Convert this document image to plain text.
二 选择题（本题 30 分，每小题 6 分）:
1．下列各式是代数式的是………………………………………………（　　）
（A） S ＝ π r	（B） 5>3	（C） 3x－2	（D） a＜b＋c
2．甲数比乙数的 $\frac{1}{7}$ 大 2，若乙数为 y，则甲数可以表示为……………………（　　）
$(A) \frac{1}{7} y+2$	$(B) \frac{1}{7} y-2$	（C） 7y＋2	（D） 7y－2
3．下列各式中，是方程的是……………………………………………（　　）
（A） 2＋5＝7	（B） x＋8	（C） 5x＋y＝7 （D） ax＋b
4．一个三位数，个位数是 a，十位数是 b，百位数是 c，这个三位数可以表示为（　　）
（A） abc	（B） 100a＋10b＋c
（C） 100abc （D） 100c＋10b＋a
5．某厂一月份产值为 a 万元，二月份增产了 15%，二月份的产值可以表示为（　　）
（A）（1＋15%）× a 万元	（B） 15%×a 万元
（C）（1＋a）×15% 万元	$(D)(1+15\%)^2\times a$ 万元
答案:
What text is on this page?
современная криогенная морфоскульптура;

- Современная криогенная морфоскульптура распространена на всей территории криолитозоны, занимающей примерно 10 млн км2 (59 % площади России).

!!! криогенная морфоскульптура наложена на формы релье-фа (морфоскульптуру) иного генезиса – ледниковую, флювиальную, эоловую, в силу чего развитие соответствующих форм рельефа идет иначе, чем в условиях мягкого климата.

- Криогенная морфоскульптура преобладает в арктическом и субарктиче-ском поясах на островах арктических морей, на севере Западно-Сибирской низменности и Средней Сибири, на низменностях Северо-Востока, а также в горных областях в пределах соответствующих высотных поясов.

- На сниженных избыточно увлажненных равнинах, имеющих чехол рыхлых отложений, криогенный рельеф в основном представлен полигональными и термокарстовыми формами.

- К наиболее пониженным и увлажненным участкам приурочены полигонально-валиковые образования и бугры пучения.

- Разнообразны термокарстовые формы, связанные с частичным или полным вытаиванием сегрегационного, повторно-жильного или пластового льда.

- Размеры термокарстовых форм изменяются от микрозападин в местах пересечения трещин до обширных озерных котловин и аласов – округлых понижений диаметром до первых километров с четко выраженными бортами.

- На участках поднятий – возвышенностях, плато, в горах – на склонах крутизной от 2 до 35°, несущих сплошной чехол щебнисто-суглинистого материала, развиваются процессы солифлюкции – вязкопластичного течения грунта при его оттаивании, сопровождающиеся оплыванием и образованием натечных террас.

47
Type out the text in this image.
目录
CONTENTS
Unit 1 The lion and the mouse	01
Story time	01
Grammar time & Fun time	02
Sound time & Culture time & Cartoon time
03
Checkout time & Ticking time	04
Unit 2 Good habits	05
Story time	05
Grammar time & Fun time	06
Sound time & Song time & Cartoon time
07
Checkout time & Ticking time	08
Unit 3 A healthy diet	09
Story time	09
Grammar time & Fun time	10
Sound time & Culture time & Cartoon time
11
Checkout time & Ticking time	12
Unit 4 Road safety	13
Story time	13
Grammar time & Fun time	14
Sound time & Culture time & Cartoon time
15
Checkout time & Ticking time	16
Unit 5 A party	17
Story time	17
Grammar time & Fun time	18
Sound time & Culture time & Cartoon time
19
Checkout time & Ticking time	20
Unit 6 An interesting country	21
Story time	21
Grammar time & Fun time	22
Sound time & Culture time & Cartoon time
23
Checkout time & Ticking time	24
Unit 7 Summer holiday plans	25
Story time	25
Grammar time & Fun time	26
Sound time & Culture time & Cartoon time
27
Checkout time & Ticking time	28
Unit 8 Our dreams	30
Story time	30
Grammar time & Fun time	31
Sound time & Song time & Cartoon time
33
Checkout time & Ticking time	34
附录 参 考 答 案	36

**Exercise aim**
Copy out every entry again, exactly as it was given.

**Written reply**
Convert this document image to plain text.
二 选择题（本题 30 分，每小题 6 分）:
1．下列各式是代数式的是………………………………………………（　　）
（A） S ＝ π r	（B） 5>3	（C） 3x－2	（D） a＜b＋c
2．甲数比乙数的 $\frac{1}{7}$ 大 2，若乙数为 y，则甲数可以表示为……………………（　　）
$(A) \frac{1}{7} y+2$	$(B) \frac{1}{7} y-2$	（C） 7y＋2	（D） 7y－2
3．下列各式中，是方程的是……………………………………………（　　）
（A） 2＋5＝7	（B） x＋8	（C） 5x＋y＝7 （D） ax＋b
4．一个三位数，个位数是 a，十位数是 b，百位数是 c，这个三位数可以表示为（　　）
（A） abc	（B） 100a＋10b＋c
（C） 100abc （D） 100c＋10b＋a
5．某厂一月份产值为 a 万元，二月份增产了 15%，二月份的产值可以表示为（　　）
（A）（1＋15%）× a 万元	（B） 15%×a 万元
（C）（1＋a）×15% 万元	$(D)(1+15\%)^2\times a$ 万元
答案:
What text is on this page?
современная криогенная морфоскульптура;

- Современная криогенная морфоскульптура распространена на всей территории криолитозоны, занимающей примерно 10 млн км2 (59 % площади России).

!!! криогенная морфоскульптура наложена на формы релье-фа (морфоскульптуру) иного генезиса – ледниковую, флювиальную, эоловую, в силу чего развитие соответствующих форм рельефа идет иначе, чем в условиях мягкого климата.

- Криогенная морфоскульптура преобладает в арктическом и субарктиче-ском поясах на островах арктических морей, на севере Западно-Сибирской низменности и Средней Сибири, на низменностях Северо-Востока, а также в горных областях в пределах соответствующих высотных поясов.

- На сниженных избыточно увлажненных равнинах, имеющих чехол рыхлых отложений, криогенный рельеф в основном представлен полигональными и термокарстовыми формами.

- К наиболее пониженным и увлажненным участкам приурочены полигонально-валиковые образования и бугры пучения.

- Разнообразны термокарстовые формы, связанные с частичным или полным вытаиванием сегрегационного, повторно-жильного или пластового льда.

- Размеры термокарстовых форм изменяются от микрозападин в местах пересечения трещин до обширных озерных котловин и аласов – округлых понижений диаметром до первых километров с четко выраженными бортами.

- На участках поднятий – возвышенностях, плато, в горах – на склонах крутизной от 2 до 35°, несущих сплошной чехол щебнисто-суглинистого материала, развиваются процессы солифлюкции – вязкопластичного течения грунта при его оттаивании, сопровождающиеся оплыванием и образованием натечных террас.

47
Type out the text in this image.
目录
CONTENTS
Unit 1 The lion and the mouse	01
Story time	01
Grammar time & Fun time	02
Sound time & Culture time & Cartoon time
03
Checkout time & Ticking time	04
Unit 2 Good habits	05
Story time	05
Grammar time & Fun time	06
Sound time & Song time & Cartoon time
07
Checkout time & Ticking time	08
Unit 3 A healthy diet	09
Story time	09
Grammar time & Fun time	10
Sound time & Culture time & Cartoon time
11
Checkout time & Ticking time	12
Unit 4 Road safety	13
Story time	13
Grammar time & Fun time	14
Sound time & Culture time & Cartoon time
15
Checkout time & Ticking time	16
Unit 5 A party	17
Story time	17
Grammar time & Fun time	18
Sound time & Culture time & Cartoon time
19
Checkout time & Ticking time	20
Unit 6 An interesting country	21
Story time	21
Grammar time & Fun time	22
Sound time & Culture time & Cartoon time
23
Checkout time & Ticking time	24
Unit 7 Summer holiday plans	25
Story time	25
Grammar time & Fun time	26
Sound time & Culture time & Cartoon time
27
Checkout time & Ticking time	28
Unit 8 Our dreams	30
Story time	30
Grammar time & Fun time	31
Sound time & Song time & Cartoon time
33
Checkout time & Ticking time	34
附录 参 考 答 案	36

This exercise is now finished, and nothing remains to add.